Aim:
Below are some records; work out how many of their lines contain "folder" and give the number only.

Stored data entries
══════

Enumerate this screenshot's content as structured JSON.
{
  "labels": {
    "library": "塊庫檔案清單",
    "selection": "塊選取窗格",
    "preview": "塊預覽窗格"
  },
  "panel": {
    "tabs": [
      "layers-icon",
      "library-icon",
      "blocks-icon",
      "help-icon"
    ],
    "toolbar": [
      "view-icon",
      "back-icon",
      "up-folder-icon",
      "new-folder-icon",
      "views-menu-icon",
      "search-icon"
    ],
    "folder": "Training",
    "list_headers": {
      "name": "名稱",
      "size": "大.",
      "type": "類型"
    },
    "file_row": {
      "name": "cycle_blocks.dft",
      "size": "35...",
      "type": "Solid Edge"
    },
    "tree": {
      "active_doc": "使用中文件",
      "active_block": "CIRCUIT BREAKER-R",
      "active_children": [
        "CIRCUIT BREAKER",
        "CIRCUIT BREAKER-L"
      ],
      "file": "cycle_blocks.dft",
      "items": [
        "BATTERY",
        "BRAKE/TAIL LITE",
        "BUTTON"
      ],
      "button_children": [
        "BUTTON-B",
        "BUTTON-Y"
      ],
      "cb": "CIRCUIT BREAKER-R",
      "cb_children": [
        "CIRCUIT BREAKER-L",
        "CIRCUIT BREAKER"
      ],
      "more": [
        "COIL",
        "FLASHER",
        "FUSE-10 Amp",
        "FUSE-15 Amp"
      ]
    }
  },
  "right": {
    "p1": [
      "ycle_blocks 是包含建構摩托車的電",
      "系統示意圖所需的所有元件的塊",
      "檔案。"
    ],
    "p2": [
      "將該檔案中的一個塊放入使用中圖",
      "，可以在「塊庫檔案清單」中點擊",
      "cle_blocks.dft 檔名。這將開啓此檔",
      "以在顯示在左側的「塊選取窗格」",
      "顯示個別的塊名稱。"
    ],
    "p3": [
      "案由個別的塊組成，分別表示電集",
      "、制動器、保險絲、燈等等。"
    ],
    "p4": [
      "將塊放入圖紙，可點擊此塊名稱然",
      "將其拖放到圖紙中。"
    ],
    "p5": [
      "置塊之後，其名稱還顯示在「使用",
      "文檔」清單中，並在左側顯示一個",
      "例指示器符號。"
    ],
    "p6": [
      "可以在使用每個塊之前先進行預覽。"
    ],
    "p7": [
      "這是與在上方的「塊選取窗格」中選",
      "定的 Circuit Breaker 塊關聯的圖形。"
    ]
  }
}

══════

Output of the task:
3